Every record here needs to be written out again exactly.
★ ★ ★ ★
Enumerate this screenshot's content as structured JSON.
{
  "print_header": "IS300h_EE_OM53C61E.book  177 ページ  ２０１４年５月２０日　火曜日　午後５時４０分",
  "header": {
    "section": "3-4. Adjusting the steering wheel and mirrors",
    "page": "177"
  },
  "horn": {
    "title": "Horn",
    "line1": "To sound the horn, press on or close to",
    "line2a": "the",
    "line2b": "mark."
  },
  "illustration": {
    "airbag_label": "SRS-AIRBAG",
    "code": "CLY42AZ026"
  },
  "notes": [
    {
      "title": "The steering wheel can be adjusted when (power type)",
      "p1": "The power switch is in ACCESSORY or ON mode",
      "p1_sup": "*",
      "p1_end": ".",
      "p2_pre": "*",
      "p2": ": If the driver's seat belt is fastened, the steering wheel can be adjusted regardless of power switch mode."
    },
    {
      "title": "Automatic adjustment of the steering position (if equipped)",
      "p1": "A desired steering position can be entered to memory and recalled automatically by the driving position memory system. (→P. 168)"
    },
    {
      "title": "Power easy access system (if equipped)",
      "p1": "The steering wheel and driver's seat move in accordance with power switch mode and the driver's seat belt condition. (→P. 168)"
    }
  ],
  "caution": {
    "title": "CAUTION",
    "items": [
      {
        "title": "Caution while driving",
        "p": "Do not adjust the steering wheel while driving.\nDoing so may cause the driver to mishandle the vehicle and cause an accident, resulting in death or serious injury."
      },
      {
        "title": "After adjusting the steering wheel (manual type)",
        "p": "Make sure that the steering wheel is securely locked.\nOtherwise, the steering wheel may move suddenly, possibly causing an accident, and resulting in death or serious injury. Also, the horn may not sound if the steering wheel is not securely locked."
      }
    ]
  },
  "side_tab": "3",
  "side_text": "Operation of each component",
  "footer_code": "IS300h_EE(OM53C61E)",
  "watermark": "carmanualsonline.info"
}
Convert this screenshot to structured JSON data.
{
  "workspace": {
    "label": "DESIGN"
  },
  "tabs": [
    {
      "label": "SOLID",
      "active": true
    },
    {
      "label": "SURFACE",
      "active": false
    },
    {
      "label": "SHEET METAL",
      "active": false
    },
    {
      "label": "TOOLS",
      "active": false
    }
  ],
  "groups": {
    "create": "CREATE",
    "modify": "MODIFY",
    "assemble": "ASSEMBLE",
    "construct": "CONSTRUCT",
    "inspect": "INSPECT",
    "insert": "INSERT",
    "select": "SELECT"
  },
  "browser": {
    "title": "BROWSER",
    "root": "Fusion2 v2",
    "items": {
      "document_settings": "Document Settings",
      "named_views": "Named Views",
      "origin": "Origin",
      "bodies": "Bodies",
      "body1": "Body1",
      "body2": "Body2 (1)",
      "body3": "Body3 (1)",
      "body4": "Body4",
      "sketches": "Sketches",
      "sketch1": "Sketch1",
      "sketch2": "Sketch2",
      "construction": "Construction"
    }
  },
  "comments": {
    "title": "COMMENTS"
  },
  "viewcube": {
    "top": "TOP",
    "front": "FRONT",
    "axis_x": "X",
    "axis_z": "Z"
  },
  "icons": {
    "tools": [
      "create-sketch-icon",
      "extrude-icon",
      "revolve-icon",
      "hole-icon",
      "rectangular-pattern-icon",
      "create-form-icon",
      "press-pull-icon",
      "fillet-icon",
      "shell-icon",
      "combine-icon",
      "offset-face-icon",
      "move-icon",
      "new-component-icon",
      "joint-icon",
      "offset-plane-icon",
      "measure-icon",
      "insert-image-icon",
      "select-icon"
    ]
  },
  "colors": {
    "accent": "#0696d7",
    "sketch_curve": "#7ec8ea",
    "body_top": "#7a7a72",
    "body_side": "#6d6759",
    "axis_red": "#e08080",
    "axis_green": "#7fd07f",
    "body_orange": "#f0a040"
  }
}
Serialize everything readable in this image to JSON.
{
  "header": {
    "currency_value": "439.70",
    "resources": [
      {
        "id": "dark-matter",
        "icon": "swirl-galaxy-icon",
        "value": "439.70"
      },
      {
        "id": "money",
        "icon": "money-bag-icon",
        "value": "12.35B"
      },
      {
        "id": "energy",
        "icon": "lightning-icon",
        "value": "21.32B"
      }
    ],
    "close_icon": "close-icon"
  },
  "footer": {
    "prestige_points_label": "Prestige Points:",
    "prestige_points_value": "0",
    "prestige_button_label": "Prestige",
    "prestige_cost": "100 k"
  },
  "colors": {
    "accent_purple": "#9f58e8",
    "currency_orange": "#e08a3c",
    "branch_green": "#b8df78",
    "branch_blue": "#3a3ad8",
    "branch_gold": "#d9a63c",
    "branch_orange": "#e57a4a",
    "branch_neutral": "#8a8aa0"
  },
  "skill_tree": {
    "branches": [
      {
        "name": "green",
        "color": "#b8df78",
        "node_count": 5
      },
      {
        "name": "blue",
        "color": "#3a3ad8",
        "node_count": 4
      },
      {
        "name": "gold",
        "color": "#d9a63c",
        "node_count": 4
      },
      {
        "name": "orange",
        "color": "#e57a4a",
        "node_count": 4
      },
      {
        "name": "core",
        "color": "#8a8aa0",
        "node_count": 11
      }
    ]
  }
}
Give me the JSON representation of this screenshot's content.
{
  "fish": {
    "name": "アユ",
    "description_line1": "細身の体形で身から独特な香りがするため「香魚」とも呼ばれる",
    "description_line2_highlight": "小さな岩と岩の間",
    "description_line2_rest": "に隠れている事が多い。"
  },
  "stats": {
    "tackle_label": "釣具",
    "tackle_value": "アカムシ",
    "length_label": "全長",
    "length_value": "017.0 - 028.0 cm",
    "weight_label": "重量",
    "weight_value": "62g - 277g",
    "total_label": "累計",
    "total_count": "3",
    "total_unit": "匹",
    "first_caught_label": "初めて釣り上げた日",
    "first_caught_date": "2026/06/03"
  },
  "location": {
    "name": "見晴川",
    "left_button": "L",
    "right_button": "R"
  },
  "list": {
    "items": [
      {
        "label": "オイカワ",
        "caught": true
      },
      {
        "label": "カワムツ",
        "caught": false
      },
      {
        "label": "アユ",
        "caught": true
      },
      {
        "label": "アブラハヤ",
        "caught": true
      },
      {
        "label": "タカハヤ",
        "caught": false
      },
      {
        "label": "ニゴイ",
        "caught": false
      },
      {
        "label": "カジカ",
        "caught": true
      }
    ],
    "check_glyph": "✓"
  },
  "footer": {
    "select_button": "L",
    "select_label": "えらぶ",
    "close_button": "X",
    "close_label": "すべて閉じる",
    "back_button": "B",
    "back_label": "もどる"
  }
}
★ ★ ★ ★
| FINAL RESULT |
Enumerate this screenshot's content as structured JSON.
{
  "print_header": "IS300h_EE_OM53C61E.book  177 ページ  ２０１４年５月２０日　火曜日　午後５時４０分",
  "header": {
    "section": "3-4. Adjusting the steering wheel and mirrors",
    "page": "177"
  },
  "horn": {
    "title": "Horn",
    "line1": "To sound the horn, press on or close to",
    "line2a": "the",
    "line2b": "mark."
  },
  "illustration": {
    "airbag_label": "SRS-AIRBAG",
    "code": "CLY42AZ026"
  },
  "notes": [
    {
      "title": "The steering wheel can be adjusted when (power type)",
      "p1": "The power switch is in ACCESSORY or ON mode",
      "p1_sup": "*",
      "p1_end": ".",
      "p2_pre": "*",
      "p2": ": If the driver's seat belt is fastened, the steering wheel can be adjusted regardless of power switch mode."
    },
    {
      "title": "Automatic adjustment of the steering position (if equipped)",
      "p1": "A desired steering position can be entered to memory and recalled automatically by the driving position memory system. (→P. 168)"
    },
    {
      "title": "Power easy access system (if equipped)",
      "p1": "The steering wheel and driver's seat move in accordance with power switch mode and the driver's seat belt condition. (→P. 168)"
    }
  ],
  "caution": {
    "title": "CAUTION",
    "items": [
      {
        "title": "Caution while driving",
        "p": "Do not adjust the steering wheel while driving.\nDoing so may cause the driver to mishandle the vehicle and cause an accident, resulting in death or serious injury."
      },
      {
        "title": "After adjusting the steering wheel (manual type)",
        "p": "Make sure that the steering wheel is securely locked.\nOtherwise, the steering wheel may move suddenly, possibly causing an accident, and resulting in death or serious injury. Also, the horn may not sound if the steering wheel is not securely locked."
      }
    ]
  },
  "side_tab": "3",
  "side_text": "Operation of each component",
  "footer_code": "IS300h_EE(OM53C61E)",
  "watermark": "carmanualsonline.info"
}
Convert this screenshot to structured JSON data.
{
  "workspace": {
    "label": "DESIGN"
  },
  "tabs": [
    {
      "label": "SOLID",
      "active": true
    },
    {
      "label": "SURFACE",
      "active": false
    },
    {
      "label": "SHEET METAL",
      "active": false
    },
    {
      "label": "TOOLS",
      "active": false
    }
  ],
  "groups": {
    "create": "CREATE",
    "modify": "MODIFY",
    "assemble": "ASSEMBLE",
    "construct": "CONSTRUCT",
    "inspect": "INSPECT",
    "insert": "INSERT",
    "select": "SELECT"
  },
  "browser": {
    "title": "BROWSER",
    "root": "Fusion2 v2",
    "items": {
      "document_settings": "Document Settings",
      "named_views": "Named Views",
      "origin": "Origin",
      "bodies": "Bodies",
      "body1": "Body1",
      "body2": "Body2 (1)",
      "body3": "Body3 (1)",
      "body4": "Body4",
      "sketches": "Sketches",
      "sketch1": "Sketch1",
      "sketch2": "Sketch2",
      "construction": "Construction"
    }
  },
  "comments": {
    "title": "COMMENTS"
  },
  "viewcube": {
    "top": "TOP",
    "front": "FRONT",
    "axis_x": "X",
    "axis_z": "Z"
  },
  "icons": {
    "tools": [
      "create-sketch-icon",
      "extrude-icon",
      "revolve-icon",
      "hole-icon",
      "rectangular-pattern-icon",
      "create-form-icon",
      "press-pull-icon",
      "fillet-icon",
      "shell-icon",
      "combine-icon",
      "offset-face-icon",
      "move-icon",
      "new-component-icon",
      "joint-icon",
      "offset-plane-icon",
      "measure-icon",
      "insert-image-icon",
      "select-icon"
    ]
  },
  "colors": {
    "accent": "#0696d7",
    "sketch_curve": "#7ec8ea",
    "body_top": "#7a7a72",
    "body_side": "#6d6759",
    "axis_red": "#e08080",
    "axis_green": "#7fd07f",
    "body_orange": "#f0a040"
  }
}
Serialize everything readable in this image to JSON.
{
  "header": {
    "currency_value": "439.70",
    "resources": [
      {
        "id": "dark-matter",
        "icon": "swirl-galaxy-icon",
        "value": "439.70"
      },
      {
        "id": "money",
        "icon": "money-bag-icon",
        "value": "12.35B"
      },
      {
        "id": "energy",
        "icon": "lightning-icon",
        "value": "21.32B"
      }
    ],
    "close_icon": "close-icon"
  },
  "footer": {
    "prestige_points_label": "Prestige Points:",
    "prestige_points_value": "0",
    "prestige_button_label": "Prestige",
    "prestige_cost": "100 k"
  },
  "colors": {
    "accent_purple": "#9f58e8",
    "currency_orange": "#e08a3c",
    "branch_green": "#b8df78",
    "branch_blue": "#3a3ad8",
    "branch_gold": "#d9a63c",
    "branch_orange": "#e57a4a",
    "branch_neutral": "#8a8aa0"
  },
  "skill_tree": {
    "branches": [
      {
        "name": "green",
        "color": "#b8df78",
        "node_count": 5
      },
      {
        "name": "blue",
        "color": "#3a3ad8",
        "node_count": 4
      },
      {
        "name": "gold",
        "color": "#d9a63c",
        "node_count": 4
      },
      {
        "name": "orange",
        "color": "#e57a4a",
        "node_count": 4
      },
      {
        "name": "core",
        "color": "#8a8aa0",
        "node_count": 11
      }
    ]
  }
}
Give me the JSON representation of this screenshot's content.
{
  "fish": {
    "name": "アユ",
    "description_line1": "細身の体形で身から独特な香りがするため「香魚」とも呼ばれる",
    "description_line2_highlight": "小さな岩と岩の間",
    "description_line2_rest": "に隠れている事が多い。"
  },
  "stats": {
    "tackle_label": "釣具",
    "tackle_value": "アカムシ",
    "length_label": "全長",
    "length_value": "017.0 - 028.0 cm",
    "weight_label": "重量",
    "weight_value": "62g - 277g",
    "total_label": "累計",
    "total_count": "3",
    "total_unit": "匹",
    "first_caught_label": "初めて釣り上げた日",
    "first_caught_date": "2026/06/03"
  },
  "location": {
    "name": "見晴川",
    "left_button": "L",
    "right_button": "R"
  },
  "list": {
    "items": [
      {
        "label": "オイカワ",
        "caught": true
      },
      {
        "label": "カワムツ",
        "caught": false
      },
      {
        "label": "アユ",
        "caught": true
      },
      {
        "label": "アブラハヤ",
        "caught": true
      },
      {
        "label": "タカハヤ",
        "caught": false
      },
      {
        "label": "ニゴイ",
        "caught": false
      },
      {
        "label": "カジカ",
        "caught": true
      }
    ],
    "check_glyph": "✓"
  },
  "footer": {
    "select_button": "L",
    "select_label": "えらぶ",
    "close_button": "X",
    "close_label": "すべて閉じる",
    "back_button": "B",
    "back_label": "もどる"
  }
}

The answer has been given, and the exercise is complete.